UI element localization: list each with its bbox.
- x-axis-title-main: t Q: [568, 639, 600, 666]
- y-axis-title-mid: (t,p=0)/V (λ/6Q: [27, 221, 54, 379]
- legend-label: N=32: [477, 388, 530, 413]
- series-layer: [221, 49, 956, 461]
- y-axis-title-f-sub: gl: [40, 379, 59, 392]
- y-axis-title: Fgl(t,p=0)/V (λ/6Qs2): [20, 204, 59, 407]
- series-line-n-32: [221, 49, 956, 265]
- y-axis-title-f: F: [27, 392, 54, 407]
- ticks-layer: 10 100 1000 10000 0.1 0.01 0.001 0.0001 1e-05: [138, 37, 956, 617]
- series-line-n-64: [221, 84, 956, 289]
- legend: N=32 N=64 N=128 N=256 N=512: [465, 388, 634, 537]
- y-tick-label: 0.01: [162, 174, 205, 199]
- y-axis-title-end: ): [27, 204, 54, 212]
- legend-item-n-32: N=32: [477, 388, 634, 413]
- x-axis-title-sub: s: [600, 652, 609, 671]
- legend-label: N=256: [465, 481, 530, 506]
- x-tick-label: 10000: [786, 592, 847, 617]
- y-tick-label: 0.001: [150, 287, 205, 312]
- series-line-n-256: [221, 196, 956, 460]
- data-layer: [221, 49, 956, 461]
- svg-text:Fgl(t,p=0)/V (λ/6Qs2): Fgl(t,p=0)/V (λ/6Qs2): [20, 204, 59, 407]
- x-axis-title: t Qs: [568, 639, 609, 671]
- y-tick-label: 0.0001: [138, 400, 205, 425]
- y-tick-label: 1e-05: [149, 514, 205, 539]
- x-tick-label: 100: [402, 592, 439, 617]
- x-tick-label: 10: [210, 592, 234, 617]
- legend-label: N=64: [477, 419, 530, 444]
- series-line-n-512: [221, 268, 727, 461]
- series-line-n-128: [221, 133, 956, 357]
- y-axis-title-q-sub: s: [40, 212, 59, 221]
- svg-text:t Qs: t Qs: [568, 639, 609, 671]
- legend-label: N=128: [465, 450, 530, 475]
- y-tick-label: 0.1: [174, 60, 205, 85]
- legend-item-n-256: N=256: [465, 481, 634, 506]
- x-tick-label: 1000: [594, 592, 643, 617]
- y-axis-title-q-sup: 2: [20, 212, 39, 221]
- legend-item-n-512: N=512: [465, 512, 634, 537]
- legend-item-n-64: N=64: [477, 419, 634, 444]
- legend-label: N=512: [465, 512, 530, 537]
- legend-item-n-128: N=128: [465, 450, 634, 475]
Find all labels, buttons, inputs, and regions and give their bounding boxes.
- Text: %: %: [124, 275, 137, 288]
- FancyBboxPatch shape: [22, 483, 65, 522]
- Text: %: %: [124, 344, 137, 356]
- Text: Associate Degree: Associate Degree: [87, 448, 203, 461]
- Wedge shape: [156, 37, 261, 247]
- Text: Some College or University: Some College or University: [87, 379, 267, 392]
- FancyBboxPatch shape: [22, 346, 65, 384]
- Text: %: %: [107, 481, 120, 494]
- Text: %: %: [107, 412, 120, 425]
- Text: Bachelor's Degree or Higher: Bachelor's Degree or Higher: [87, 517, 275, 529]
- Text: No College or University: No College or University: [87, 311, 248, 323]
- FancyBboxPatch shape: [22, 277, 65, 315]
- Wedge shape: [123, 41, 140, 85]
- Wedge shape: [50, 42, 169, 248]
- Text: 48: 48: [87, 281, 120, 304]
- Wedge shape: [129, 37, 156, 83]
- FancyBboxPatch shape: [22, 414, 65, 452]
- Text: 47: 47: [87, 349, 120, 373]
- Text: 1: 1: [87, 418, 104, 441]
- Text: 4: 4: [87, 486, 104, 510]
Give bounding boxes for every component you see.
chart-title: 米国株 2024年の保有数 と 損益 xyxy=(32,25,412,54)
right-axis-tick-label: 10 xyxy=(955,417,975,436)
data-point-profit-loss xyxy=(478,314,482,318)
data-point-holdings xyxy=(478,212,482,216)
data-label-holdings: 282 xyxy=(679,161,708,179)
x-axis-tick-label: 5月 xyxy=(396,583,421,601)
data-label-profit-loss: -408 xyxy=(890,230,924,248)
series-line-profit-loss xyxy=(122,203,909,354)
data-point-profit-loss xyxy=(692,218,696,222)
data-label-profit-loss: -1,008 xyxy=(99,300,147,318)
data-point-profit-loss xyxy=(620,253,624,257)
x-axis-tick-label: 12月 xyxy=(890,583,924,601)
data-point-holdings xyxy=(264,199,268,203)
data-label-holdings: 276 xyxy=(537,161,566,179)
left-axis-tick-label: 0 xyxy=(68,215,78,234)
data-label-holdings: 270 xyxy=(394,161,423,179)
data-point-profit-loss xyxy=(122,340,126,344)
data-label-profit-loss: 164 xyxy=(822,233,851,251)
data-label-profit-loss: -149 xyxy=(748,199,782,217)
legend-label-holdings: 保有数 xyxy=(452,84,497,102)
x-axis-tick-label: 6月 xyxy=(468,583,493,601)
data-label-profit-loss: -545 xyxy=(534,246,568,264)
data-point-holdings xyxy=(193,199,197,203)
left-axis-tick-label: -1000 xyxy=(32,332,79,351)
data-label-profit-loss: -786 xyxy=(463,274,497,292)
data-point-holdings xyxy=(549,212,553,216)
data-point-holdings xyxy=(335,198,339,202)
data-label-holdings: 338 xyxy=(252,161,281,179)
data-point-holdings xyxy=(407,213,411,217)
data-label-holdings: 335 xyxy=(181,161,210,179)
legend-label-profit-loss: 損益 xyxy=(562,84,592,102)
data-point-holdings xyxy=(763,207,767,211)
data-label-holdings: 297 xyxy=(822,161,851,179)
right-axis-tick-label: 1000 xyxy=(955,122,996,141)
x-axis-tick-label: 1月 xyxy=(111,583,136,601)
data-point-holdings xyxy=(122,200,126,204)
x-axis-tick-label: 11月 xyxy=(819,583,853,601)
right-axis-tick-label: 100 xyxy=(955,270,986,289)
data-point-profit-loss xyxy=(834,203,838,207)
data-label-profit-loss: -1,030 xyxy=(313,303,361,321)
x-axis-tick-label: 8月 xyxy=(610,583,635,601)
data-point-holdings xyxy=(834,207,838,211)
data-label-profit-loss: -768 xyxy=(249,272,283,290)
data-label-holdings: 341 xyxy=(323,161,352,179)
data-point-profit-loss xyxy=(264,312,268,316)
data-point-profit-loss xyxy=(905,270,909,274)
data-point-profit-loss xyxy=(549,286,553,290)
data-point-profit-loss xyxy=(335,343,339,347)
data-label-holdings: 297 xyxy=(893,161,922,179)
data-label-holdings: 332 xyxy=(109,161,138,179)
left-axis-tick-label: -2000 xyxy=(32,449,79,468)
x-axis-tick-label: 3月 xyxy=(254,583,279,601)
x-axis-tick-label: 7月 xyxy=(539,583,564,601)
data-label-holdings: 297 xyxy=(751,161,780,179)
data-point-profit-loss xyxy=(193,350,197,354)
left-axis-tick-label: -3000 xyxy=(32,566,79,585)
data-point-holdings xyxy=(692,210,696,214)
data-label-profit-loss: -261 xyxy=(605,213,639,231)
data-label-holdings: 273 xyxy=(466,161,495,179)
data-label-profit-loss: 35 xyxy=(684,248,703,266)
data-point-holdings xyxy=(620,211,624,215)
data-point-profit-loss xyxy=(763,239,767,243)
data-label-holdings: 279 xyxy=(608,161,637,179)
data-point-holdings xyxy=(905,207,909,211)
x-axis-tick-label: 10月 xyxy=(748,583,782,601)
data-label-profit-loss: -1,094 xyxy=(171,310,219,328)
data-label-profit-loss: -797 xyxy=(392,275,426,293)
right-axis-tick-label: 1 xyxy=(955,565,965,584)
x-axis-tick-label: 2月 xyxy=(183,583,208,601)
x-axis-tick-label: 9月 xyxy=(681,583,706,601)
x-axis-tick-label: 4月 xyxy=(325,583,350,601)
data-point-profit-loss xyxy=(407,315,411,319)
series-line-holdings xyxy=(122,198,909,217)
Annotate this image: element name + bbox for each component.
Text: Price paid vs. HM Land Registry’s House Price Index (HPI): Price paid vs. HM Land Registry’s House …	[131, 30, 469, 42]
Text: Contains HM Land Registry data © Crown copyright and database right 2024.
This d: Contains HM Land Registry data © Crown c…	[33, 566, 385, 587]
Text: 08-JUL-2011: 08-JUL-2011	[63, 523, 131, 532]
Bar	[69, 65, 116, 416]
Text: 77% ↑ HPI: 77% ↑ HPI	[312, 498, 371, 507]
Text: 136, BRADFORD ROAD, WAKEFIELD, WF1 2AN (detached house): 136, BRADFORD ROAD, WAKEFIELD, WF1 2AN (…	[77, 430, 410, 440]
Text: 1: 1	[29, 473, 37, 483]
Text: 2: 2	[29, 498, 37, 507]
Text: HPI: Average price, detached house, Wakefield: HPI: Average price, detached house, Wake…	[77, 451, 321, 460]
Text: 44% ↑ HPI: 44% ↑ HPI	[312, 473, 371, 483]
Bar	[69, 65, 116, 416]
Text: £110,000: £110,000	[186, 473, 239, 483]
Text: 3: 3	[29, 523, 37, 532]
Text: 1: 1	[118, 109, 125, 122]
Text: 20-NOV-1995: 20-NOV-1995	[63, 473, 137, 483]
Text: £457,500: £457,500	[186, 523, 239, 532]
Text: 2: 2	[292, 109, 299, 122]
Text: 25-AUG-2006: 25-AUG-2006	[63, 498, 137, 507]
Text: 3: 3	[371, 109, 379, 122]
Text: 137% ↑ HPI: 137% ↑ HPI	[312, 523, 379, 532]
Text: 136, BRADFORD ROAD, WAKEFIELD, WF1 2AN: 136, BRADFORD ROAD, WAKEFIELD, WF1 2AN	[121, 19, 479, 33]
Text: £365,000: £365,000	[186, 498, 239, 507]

::::::

▶ **REQUEST**: Please copy out the items from the start through the line containing "- y-axis-title-end: ): [27, 204, 54, 212]", reproducing each line precisely.

▶ **ANSWER TO THIS EXERCISE**:
UI element localization: list each with its bbox.
- x-axis-title-main: t Q: [568, 639, 600, 666]
- y-axis-title-mid: (t,p=0)/V (λ/6Q: [27, 221, 54, 379]
- legend-label: N=32: [477, 388, 530, 413]
- series-layer: [221, 49, 956, 461]
- y-axis-title-f-sub: gl: [40, 379, 59, 392]
- y-axis-title: Fgl(t,p=0)/V (λ/6Qs2): [20, 204, 59, 407]
- series-line-n-32: [221, 49, 956, 265]
- y-axis-title-f: F: [27, 392, 54, 407]
- ticks-layer: 10 100 1000 10000 0.1 0.01 0.001 0.0001 1e-05: [138, 37, 956, 617]
- series-line-n-64: [221, 84, 956, 289]
- legend: N=32 N=64 N=128 N=256 N=512: [465, 388, 634, 537]
- y-tick-label: 0.01: [162, 174, 205, 199]
- y-axis-title-end: ): [27, 204, 54, 212]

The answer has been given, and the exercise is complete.